How to: Use a Custom Change Tracking System

Article
12/03/2008

Many applications require that changes be tracked in the server database so that these changes can be delivered to clients during a subsequent synchronization session. This topic describes the requirements for a change tracking system, and shows you how to create a custom system that Microsoft Synchronization Services for ADO.NET can use. Custom change tracking is appropriate in some cases. However, be aware that it does introduce complexity and can affect server database performance. If you are using SQL Server 2008, we recommend that you use the SQL Server change tracking feature. For more information, see How to: Use SQL Server Change Tracking.

Server Requirements for Synchronization Scenarios

Microsoft Synchronization Services for ADO.NET is designed to have minimal effect on the server database. Therefore, modifications that are required for change tracking in the server database are proportional to the level of functionality that you want in an application. Keep in mind the following considerations:

On one end of the spectrum, there is a download-only snapshot of data. This requires no changes.

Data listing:

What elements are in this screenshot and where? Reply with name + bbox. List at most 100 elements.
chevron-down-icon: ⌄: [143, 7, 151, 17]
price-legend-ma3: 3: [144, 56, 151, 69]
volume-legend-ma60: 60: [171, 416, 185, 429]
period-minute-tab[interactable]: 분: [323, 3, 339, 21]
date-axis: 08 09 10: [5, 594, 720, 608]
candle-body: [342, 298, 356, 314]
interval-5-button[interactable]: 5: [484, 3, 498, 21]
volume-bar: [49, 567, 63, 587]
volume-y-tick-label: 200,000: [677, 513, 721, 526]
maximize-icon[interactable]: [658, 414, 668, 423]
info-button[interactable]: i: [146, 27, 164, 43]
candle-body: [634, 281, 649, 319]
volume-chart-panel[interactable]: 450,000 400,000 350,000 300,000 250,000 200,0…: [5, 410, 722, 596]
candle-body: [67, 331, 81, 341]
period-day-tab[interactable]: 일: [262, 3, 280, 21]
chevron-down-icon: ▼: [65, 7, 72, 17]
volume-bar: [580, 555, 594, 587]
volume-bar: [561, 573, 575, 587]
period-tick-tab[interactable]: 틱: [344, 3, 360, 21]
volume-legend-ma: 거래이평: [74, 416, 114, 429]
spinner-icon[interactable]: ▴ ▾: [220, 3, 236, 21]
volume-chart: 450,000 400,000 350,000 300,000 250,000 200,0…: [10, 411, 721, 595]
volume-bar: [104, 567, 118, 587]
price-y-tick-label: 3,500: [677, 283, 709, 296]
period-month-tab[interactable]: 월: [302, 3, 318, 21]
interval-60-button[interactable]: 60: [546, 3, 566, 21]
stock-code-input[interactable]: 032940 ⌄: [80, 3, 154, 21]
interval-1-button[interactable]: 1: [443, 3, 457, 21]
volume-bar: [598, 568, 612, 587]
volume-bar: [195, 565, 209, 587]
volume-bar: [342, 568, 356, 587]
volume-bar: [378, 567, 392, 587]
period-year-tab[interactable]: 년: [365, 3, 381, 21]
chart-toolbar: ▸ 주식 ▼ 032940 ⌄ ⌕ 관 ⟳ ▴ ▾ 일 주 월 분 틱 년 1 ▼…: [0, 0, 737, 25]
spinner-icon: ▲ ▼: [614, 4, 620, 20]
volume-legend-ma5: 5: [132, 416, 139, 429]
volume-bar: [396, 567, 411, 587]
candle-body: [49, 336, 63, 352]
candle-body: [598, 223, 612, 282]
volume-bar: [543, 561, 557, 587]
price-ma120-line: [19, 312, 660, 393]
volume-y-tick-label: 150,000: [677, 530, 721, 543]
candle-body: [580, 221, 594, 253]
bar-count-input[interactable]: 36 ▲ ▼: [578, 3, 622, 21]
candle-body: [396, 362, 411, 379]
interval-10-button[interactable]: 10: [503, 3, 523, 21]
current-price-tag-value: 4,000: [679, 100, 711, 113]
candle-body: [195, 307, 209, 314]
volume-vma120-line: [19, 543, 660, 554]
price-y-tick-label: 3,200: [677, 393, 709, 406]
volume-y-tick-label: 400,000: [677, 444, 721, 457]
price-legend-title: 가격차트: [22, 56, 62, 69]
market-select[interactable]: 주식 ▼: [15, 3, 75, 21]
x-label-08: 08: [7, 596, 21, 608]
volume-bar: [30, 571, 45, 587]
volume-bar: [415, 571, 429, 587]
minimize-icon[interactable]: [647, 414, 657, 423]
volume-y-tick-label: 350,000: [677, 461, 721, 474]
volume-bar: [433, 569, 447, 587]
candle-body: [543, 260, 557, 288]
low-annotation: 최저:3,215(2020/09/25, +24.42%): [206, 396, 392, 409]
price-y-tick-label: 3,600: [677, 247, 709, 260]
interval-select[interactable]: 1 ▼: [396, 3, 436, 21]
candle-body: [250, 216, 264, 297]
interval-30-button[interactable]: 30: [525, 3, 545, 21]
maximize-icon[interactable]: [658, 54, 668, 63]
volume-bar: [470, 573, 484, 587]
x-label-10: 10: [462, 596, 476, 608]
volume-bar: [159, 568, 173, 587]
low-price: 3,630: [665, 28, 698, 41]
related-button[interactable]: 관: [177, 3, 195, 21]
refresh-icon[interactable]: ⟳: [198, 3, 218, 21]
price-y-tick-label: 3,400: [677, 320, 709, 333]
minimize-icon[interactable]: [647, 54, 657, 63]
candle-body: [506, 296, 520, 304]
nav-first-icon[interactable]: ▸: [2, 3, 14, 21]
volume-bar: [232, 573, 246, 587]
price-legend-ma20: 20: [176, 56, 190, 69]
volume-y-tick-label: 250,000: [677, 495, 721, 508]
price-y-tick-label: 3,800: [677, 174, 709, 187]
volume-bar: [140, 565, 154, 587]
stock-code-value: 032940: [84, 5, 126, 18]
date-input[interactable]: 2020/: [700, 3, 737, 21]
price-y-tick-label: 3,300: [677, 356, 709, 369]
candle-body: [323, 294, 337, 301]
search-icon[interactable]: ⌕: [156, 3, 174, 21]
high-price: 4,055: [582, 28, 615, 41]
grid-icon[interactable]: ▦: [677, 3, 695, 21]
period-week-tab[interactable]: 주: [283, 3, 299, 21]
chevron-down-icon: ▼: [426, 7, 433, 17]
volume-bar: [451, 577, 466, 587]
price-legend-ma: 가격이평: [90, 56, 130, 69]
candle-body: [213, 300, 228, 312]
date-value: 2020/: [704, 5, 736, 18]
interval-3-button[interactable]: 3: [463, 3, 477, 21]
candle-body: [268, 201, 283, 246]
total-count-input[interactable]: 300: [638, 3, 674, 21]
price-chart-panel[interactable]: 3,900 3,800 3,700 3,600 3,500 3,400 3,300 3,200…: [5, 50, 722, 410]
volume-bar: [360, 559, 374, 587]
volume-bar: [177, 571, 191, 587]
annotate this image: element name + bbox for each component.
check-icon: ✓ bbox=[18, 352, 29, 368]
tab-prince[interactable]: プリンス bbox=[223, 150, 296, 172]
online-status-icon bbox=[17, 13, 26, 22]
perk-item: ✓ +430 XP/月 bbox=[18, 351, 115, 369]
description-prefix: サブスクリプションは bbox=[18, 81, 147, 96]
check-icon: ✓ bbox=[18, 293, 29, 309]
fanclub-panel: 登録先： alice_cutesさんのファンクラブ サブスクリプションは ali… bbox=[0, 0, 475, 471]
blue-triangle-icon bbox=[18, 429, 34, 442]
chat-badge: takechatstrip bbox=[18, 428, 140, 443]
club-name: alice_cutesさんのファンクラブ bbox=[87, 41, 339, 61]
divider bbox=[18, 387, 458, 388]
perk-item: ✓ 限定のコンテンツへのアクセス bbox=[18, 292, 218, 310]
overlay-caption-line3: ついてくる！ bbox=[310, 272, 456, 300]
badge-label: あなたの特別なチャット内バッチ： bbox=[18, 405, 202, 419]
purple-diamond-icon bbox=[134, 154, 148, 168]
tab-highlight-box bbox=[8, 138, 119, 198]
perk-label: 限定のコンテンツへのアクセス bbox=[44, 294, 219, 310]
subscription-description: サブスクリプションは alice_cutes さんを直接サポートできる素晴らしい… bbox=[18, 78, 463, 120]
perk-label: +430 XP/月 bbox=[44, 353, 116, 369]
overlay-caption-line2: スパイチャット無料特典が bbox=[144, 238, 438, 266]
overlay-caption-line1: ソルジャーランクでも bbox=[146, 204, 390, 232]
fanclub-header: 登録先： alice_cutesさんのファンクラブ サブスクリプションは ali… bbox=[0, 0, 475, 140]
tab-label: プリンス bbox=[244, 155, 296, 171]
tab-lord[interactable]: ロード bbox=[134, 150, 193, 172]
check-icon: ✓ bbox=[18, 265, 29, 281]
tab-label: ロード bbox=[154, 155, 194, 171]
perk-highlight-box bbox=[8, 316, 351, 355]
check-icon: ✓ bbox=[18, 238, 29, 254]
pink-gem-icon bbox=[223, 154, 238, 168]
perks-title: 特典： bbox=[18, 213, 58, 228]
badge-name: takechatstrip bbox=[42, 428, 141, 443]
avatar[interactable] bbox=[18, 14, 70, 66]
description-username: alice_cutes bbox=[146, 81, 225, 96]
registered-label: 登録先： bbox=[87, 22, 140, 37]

- **Task requirements**:
• 1. Reproduce the passage of the change tracking article between "Server Requirements for" and "requires no changes.", inclusive.
• 2. List every title in the change tracking article: the article's own title, its section heading, and the title of the other topic it refers readers to.
• 3. Continue the change tracking article from its last sentence.

- **Exercise responses**:
• 1.
Server Requirements for Synchronization Scenarios

Microsoft Synchronization Services for ADO.NET is designed to have minimal effect on the server database. Therefore, modifications that are required for change tracking in the server database are proportional to the level of functionality that you want in an application. Keep in mind the following considerations:

On one end of the spectrum, there is a download-only snapshot of data. This requires no changes.

• 2.
How to: Use a Custom Change Tracking System
Server Requirements for Synchronization Scenarios
How to: Use SQL Server Change Tracking

• 3.
On the other end, there is bidirectional synchronization that uses full change tracking and conflict detection.

The following table summarizes the ways in which you can use Synchronization Services, and identifies the corresponding requirements for the server database.

Scenario	Primary key or unique column1	Track update time	Track insert time	Track delete time	Track client ID for updates	Track client ID for inserts	Track client ID for deletes
Download a snapshot of data to the client.	No	No	No	No	No	No	No
Download incremental inserts and updates to the client.	Yes	Yes	Yes2	No	No	No	No
Download incremental inserts, updates, and deletes to the client.	Yes	Yes	Yes2	Yes	No	No	No
Upload inserts to the server.	Yes	No	No	No	No	No3	No
Upload inserts and updates to the server.	Yes	No	No	No	No3	No3	No
Upload inserts, updates, and deletes to the server.	Yes	No	No	No	No3	No3	No3
Bidirectional inserts and updates with conflict detection.	Yes	Yes	Yes2	No	Yes4	Yes4	No
Bidirectional inserts, updates, and deletes with conflict detection.	Yes	Yes	Yes2	Yes	Yes4	Yes4	Yes4

1 Primary keys must be unique across all nodes, and must not be reused: If a row is deleted, the primary key of that row should not be used for another row. Identity columns are typically not an appropriate choice for distributed environments. For more information about primary keys, see Selecting an Appropriate Primary Key for a Distributed Environment (Synchronization Services).

2 Required if you want to distinguish between inserts and updates. For more information, see "Determining Which Data Changes to Download to a Client" later in this topic.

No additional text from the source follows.